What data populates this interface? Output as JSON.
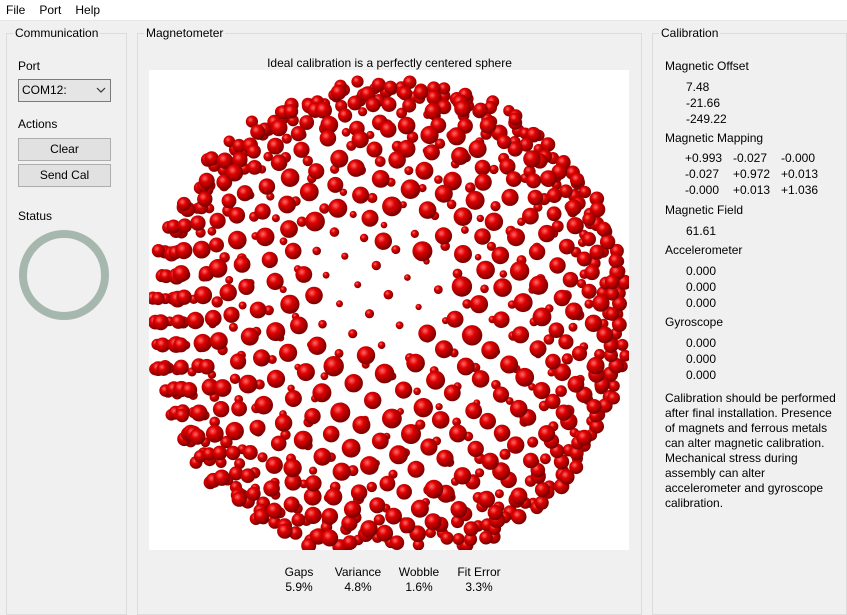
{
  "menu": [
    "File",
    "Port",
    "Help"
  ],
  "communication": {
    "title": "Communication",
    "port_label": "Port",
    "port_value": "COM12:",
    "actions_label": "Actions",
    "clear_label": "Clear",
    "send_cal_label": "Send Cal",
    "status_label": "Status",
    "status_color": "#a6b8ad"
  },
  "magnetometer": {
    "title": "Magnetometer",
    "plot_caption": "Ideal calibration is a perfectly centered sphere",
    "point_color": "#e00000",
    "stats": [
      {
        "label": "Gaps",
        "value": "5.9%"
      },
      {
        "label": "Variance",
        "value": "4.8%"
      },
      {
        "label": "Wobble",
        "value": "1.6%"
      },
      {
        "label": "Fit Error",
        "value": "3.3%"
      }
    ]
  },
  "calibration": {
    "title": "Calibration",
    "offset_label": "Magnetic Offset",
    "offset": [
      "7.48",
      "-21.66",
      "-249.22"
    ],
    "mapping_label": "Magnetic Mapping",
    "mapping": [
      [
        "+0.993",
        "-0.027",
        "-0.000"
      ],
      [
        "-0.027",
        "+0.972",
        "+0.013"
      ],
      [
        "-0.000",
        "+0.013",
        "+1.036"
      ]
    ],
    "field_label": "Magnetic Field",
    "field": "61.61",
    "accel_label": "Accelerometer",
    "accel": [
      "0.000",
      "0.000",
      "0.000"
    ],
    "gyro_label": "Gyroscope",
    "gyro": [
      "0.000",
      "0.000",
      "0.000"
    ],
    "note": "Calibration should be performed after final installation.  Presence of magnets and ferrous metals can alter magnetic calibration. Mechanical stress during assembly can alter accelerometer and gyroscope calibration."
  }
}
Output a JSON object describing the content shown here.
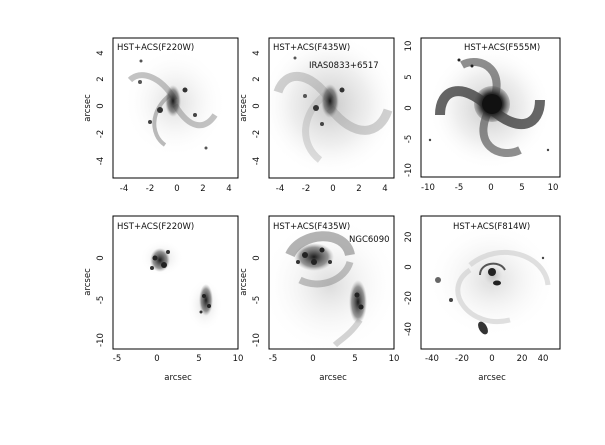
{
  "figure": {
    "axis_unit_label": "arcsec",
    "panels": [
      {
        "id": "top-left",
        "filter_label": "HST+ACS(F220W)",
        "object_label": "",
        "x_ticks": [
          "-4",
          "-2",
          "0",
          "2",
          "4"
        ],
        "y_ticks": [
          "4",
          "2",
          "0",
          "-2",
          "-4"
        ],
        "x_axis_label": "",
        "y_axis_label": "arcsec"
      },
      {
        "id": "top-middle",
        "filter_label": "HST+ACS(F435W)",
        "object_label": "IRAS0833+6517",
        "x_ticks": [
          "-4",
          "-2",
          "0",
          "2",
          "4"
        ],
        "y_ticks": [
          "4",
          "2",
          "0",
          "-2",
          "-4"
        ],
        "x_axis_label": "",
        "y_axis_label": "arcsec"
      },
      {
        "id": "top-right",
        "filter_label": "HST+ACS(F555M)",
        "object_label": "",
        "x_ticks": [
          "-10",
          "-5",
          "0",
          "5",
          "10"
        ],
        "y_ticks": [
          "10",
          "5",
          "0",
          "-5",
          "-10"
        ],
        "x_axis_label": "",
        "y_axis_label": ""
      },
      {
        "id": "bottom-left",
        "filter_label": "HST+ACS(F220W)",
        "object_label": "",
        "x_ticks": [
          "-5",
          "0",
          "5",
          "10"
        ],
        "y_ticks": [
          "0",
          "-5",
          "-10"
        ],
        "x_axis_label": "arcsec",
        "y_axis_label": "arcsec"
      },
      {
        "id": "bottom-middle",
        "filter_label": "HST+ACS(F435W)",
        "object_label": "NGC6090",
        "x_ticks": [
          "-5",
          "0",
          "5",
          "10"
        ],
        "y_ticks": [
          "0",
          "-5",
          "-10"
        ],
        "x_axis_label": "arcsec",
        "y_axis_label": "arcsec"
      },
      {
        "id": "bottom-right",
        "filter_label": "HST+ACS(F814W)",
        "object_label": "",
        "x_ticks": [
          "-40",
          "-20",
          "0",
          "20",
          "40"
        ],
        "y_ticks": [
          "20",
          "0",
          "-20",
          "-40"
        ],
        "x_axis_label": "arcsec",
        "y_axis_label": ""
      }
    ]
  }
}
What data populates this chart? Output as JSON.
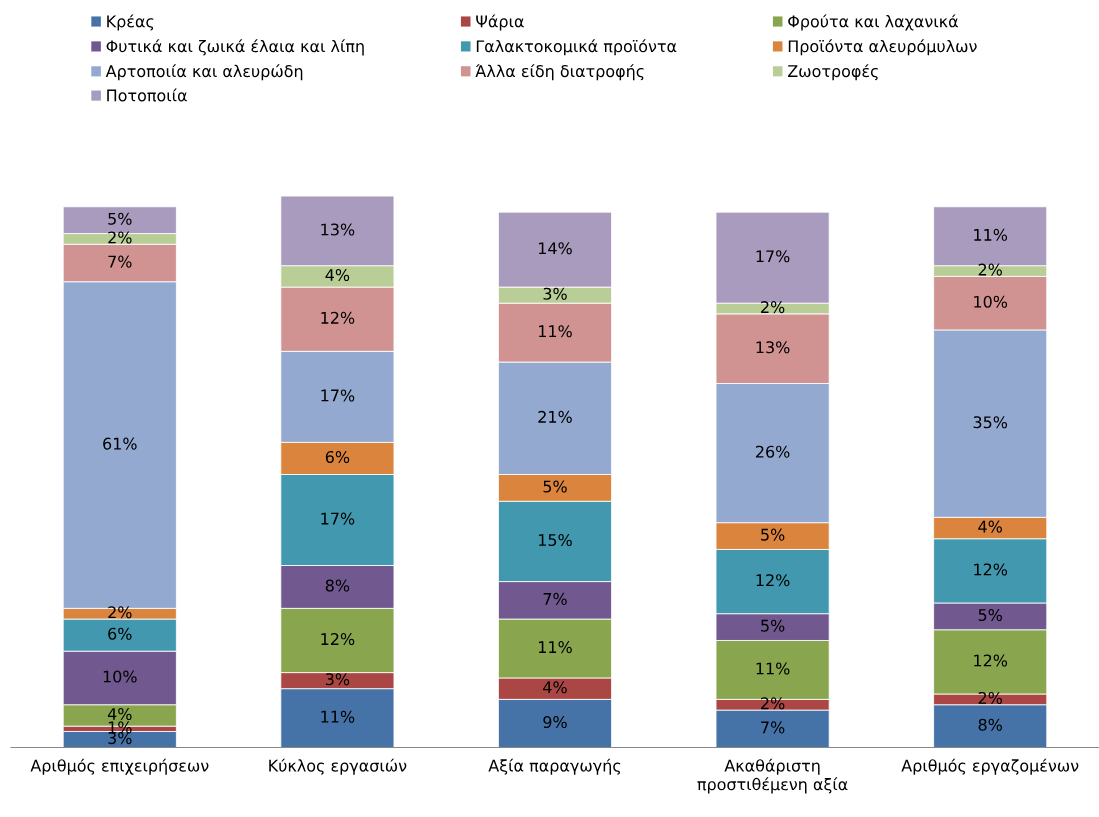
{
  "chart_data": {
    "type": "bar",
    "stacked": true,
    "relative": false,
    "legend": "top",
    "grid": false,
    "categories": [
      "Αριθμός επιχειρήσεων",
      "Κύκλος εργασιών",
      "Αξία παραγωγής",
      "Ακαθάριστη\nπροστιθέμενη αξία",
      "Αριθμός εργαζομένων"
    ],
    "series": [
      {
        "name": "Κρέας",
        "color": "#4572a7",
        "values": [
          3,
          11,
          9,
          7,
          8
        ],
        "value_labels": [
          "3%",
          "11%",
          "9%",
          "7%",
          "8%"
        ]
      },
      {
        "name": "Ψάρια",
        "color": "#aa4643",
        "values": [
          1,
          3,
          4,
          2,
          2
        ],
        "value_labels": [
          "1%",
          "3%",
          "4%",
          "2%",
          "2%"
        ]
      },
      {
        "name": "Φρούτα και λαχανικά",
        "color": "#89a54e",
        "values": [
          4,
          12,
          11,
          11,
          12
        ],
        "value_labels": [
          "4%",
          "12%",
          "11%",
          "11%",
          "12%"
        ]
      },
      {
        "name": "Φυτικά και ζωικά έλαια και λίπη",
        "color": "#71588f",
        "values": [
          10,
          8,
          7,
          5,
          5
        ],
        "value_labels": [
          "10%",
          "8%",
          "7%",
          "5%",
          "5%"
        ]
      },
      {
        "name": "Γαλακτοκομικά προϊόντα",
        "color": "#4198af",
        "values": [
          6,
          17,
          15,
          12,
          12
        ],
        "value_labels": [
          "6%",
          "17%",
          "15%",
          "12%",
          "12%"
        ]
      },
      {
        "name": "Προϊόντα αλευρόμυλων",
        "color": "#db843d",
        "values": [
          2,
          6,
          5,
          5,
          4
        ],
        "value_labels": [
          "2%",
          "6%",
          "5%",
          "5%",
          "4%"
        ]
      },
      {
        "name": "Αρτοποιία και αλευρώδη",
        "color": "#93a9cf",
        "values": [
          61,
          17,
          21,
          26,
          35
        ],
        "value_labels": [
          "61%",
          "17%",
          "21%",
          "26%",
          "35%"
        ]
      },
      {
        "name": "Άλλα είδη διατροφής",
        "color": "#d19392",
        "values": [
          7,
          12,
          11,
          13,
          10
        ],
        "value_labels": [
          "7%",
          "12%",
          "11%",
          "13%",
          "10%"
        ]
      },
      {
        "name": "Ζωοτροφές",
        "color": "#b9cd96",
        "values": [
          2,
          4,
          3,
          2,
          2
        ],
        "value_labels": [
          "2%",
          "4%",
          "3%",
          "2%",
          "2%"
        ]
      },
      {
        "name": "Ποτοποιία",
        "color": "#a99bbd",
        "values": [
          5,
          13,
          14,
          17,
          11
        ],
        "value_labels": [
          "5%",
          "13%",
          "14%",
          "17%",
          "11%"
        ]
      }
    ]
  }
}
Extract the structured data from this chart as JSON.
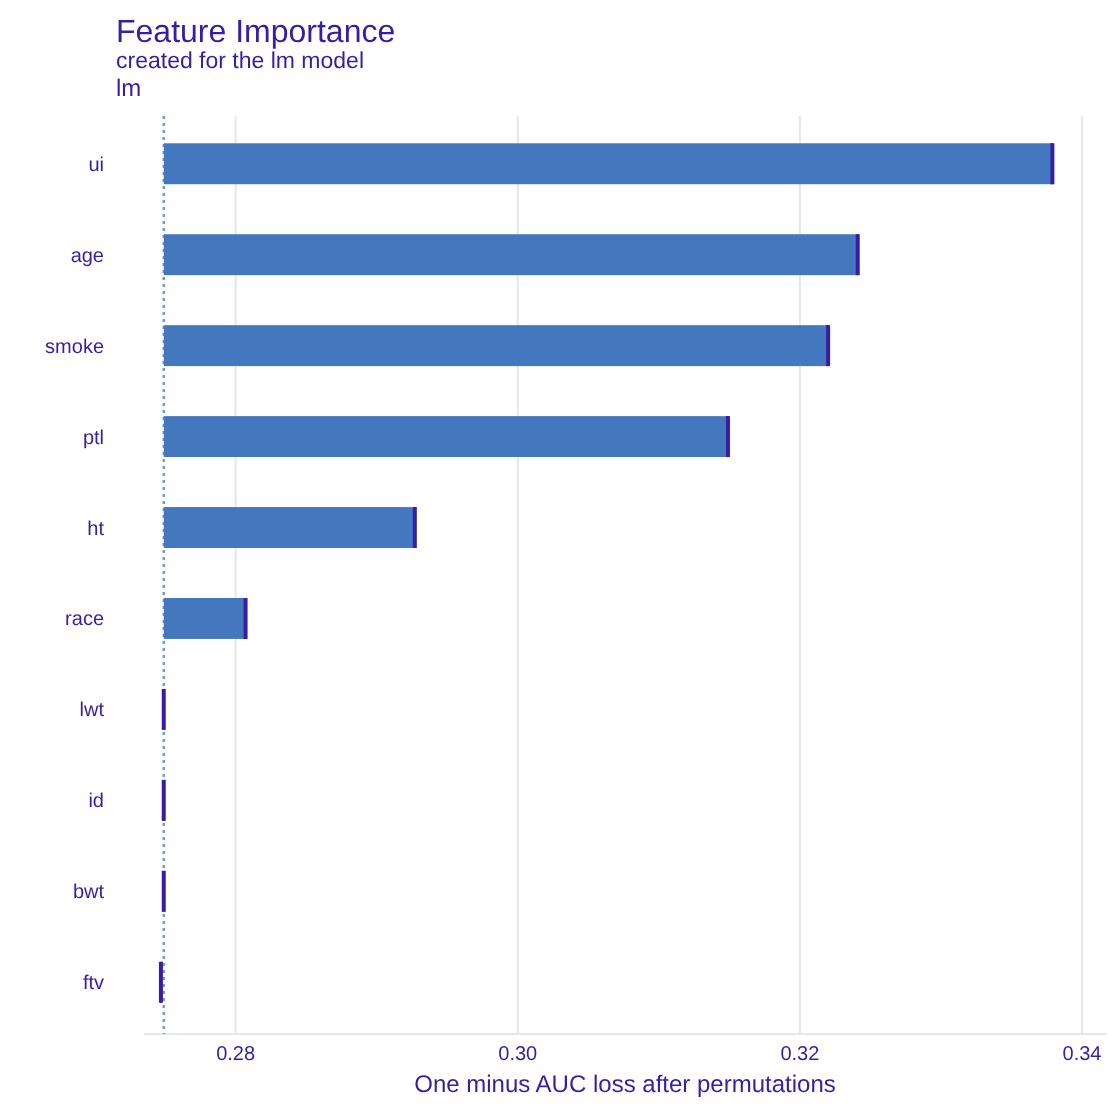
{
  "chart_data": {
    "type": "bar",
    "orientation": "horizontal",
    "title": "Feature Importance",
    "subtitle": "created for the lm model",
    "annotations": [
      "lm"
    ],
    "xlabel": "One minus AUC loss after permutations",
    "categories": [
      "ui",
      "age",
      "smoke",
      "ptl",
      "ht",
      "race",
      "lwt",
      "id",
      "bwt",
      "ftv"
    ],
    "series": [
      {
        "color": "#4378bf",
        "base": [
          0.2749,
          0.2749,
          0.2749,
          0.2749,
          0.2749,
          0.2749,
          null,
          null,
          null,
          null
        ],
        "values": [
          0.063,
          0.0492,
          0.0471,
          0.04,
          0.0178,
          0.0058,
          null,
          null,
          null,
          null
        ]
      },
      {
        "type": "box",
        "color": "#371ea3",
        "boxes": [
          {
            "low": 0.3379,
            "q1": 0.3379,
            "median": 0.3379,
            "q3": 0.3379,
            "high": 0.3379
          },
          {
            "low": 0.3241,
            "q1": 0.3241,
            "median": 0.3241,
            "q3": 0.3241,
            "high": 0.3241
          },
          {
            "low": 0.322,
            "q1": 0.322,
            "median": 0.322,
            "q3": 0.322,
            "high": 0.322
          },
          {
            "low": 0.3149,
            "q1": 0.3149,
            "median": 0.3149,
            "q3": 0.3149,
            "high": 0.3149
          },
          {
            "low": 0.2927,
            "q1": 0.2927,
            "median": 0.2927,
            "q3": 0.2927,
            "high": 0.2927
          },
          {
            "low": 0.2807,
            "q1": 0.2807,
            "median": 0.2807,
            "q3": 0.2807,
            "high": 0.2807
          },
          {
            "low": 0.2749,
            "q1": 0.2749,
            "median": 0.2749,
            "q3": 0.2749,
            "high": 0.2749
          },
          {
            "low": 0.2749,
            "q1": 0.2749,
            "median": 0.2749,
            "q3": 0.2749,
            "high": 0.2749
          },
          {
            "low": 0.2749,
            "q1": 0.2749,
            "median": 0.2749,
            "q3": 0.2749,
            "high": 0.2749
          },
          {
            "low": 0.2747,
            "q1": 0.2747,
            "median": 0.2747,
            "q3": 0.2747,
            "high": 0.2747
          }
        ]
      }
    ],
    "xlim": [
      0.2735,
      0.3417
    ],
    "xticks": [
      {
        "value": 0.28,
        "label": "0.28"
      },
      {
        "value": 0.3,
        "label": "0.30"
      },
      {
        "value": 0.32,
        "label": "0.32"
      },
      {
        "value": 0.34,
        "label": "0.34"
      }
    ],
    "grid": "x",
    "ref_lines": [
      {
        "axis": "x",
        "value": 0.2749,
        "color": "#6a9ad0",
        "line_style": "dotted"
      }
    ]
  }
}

****************************************

* Task description *
From the listing, copy each line containing the word "median".

* Response to the task *
            "median": 0.3379,
            "median": 0.3241,
            "median": 0.322,
            "median": 0.3149,
            "median": 0.2927,
            "median": 0.2807,
            "median": 0.2749,
            "median": 0.2749,
            "median": 0.2749,
            "median": 0.2747,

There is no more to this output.